# [Task instructions]
Pull out every line from the listing that has the word "will".

──────── Record list

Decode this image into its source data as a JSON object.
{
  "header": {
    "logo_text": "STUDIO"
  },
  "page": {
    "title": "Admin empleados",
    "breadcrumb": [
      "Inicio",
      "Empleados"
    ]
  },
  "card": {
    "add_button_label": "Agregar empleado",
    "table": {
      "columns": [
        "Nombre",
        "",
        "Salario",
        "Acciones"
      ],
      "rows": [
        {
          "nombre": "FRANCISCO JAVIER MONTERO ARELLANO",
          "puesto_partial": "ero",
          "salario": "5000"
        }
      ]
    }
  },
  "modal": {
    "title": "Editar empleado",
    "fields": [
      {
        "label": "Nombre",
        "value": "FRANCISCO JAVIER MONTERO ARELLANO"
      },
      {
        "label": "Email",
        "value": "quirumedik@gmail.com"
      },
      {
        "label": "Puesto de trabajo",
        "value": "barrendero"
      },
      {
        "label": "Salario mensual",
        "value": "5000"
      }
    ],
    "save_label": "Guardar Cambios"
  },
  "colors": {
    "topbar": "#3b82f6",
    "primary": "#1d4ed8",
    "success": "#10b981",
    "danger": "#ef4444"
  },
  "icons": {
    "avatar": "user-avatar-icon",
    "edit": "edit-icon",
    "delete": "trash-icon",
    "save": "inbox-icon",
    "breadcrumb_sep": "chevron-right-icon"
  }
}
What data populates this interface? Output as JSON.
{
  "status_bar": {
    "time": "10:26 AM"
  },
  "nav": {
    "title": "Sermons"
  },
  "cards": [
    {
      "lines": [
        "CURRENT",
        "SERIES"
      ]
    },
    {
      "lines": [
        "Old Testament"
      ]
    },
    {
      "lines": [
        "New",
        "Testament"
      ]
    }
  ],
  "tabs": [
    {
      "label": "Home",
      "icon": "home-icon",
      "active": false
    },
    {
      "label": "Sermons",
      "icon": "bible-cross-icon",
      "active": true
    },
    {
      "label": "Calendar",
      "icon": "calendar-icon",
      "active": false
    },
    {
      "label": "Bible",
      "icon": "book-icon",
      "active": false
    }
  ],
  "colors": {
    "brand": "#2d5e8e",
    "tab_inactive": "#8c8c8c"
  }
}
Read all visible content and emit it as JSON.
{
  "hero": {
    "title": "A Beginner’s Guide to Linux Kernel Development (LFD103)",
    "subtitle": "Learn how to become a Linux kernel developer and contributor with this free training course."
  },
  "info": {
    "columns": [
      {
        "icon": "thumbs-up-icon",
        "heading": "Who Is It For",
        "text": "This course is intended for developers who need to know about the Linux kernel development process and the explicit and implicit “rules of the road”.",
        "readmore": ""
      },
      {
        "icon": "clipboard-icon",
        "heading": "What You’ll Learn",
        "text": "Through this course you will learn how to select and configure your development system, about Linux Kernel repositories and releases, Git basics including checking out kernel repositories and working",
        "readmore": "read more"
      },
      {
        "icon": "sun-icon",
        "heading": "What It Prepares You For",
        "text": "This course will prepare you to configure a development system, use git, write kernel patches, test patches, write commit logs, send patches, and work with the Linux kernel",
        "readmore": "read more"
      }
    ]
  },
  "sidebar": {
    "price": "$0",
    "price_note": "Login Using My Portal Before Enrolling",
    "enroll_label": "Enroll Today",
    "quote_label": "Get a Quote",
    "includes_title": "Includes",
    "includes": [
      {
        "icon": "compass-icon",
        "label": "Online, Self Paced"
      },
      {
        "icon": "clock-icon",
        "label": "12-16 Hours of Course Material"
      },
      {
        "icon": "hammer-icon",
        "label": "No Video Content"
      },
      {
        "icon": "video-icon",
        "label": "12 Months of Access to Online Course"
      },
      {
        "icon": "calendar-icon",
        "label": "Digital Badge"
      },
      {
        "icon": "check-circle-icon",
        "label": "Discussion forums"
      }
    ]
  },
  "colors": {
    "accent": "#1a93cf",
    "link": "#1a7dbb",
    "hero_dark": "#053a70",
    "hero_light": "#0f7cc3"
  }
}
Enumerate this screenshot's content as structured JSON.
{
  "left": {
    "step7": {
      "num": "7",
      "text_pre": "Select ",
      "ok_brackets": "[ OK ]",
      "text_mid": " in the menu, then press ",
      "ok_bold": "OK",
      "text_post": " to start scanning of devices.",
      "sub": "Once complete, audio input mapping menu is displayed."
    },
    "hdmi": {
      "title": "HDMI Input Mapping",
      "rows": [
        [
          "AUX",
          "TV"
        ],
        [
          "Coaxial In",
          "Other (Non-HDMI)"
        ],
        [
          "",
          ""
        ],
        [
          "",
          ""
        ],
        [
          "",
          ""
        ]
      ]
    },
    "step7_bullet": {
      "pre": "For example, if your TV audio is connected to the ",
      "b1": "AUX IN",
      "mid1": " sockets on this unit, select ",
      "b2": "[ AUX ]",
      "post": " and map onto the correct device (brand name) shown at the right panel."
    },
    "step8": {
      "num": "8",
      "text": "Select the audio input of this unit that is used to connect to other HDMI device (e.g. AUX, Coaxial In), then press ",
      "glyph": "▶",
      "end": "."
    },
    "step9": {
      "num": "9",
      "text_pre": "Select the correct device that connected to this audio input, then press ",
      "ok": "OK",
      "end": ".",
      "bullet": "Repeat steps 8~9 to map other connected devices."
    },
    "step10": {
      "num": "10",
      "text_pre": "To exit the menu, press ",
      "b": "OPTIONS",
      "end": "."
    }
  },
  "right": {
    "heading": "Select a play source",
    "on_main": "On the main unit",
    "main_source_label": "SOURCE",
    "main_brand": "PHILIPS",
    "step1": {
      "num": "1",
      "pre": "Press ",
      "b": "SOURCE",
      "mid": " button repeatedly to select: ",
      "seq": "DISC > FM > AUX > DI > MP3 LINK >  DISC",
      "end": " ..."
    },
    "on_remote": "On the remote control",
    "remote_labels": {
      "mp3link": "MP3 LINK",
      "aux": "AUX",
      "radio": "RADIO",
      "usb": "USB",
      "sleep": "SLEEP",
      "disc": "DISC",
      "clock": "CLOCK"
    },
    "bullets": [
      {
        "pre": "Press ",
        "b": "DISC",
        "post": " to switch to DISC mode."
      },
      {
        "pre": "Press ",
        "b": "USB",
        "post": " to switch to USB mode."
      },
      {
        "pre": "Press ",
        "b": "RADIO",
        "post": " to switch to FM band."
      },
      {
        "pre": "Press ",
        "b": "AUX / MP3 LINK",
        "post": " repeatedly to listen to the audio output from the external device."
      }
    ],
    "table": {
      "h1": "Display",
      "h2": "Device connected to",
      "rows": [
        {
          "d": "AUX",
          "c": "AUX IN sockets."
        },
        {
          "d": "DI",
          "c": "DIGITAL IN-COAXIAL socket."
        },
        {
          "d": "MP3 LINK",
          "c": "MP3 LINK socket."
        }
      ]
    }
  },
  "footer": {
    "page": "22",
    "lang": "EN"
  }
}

────────────────

# [Answer to the problem]
        "text": "Through this course you will learn how to select and configure your development system, about Linux Kernel repositories and releases, Git basics including checking out kernel repositories and working",
        "text": "This course will prepare you to configure a development system, use git, write kernel patches, test patches, write commit logs, send patches, and work with the Linux kernel",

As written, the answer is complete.